* Entries provided
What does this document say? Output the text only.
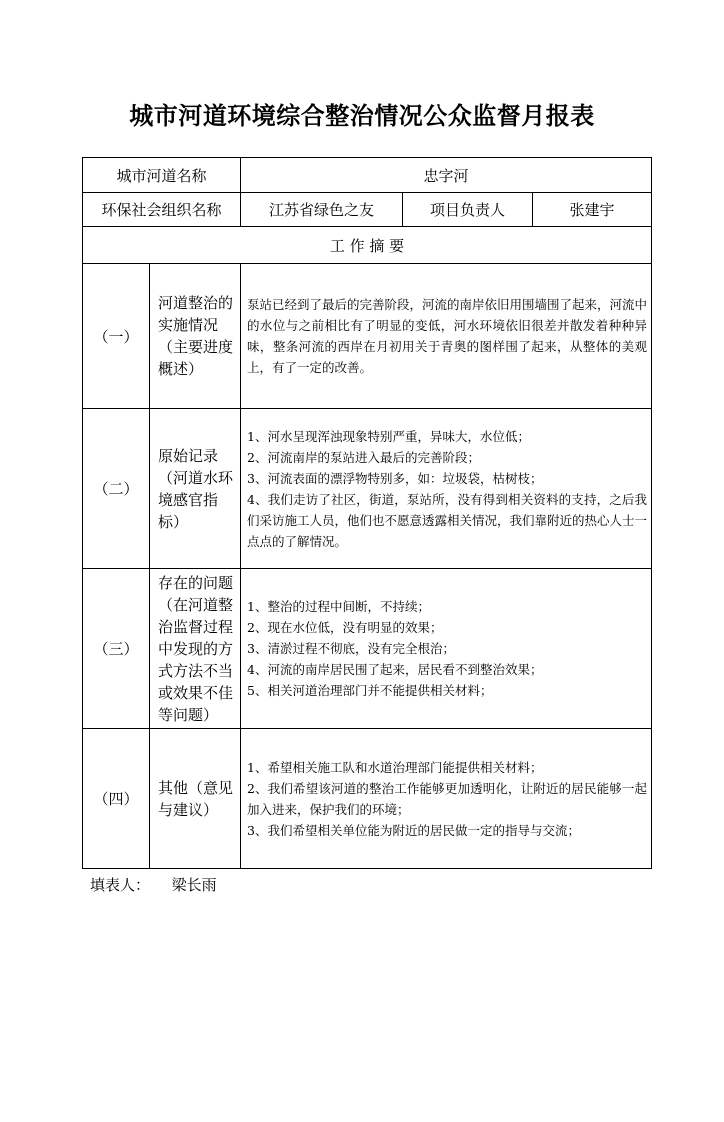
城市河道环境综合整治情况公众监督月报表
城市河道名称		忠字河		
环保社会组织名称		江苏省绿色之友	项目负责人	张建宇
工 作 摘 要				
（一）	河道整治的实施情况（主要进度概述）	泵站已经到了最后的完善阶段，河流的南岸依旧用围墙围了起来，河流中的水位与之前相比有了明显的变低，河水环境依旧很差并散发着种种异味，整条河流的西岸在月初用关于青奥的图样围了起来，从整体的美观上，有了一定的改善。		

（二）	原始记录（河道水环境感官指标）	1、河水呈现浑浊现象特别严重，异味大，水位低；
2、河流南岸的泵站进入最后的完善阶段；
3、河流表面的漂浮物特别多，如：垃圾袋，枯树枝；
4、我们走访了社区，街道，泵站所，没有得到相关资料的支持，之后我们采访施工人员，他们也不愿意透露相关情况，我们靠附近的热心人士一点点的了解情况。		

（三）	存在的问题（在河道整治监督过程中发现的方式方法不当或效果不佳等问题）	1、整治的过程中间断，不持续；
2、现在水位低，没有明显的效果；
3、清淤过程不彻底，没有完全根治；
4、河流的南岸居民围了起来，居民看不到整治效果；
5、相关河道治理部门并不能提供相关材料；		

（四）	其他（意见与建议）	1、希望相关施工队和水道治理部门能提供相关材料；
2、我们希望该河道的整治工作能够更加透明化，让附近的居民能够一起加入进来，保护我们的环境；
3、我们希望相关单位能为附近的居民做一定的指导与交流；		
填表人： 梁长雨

---

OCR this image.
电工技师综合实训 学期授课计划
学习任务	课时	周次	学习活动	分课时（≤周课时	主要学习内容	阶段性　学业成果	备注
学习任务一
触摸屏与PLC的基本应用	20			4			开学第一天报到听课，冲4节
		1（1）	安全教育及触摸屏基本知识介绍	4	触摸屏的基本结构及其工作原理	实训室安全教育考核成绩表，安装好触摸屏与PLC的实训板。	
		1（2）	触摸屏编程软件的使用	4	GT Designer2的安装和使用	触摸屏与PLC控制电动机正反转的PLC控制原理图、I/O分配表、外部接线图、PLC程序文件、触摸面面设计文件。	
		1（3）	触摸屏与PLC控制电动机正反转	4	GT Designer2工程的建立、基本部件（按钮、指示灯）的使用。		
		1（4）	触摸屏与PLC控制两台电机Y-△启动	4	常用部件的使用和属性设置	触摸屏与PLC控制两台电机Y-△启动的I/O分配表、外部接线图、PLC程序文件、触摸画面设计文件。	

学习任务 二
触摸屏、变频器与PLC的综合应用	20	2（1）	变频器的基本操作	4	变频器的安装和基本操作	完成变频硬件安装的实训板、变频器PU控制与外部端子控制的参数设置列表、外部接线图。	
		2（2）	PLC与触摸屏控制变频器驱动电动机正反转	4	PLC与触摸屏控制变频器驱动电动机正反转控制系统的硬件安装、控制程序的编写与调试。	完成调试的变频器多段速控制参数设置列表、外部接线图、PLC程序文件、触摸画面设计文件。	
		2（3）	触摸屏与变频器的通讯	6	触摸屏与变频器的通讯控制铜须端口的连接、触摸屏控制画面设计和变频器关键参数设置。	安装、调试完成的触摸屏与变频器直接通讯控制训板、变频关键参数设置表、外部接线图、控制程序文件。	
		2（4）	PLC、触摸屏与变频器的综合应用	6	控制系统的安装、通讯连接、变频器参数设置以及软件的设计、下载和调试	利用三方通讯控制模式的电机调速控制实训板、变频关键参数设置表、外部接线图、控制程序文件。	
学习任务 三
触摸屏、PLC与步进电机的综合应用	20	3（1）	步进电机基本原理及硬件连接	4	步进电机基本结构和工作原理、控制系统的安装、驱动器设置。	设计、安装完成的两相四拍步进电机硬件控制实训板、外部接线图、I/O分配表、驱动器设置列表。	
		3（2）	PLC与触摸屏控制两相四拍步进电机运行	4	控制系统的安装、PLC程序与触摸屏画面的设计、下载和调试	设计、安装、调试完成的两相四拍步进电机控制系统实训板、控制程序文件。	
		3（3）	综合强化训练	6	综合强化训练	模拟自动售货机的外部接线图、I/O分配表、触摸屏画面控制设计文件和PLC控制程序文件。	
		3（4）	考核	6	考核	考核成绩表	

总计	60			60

* Objective
Filter the entries and copy out every line with the word "触摸画面设计文件".

* Full response
		1（4）	触摸屏与PLC控制两台电机Y-△启动	4	常用部件的使用和属性设置	触摸屏与PLC控制两台电机Y-△启动的I/O分配表、外部接线图、PLC程序文件、触摸画面设计文件。	
		2（2）	PLC与触摸屏控制变频器驱动电动机正反转	4	PLC与触摸屏控制变频器驱动电动机正反转控制系统的硬件安装、控制程序的编写与调试。	完成调试的变频器多段速控制参数设置列表、外部接线图、PLC程序文件、触摸画面设计文件。	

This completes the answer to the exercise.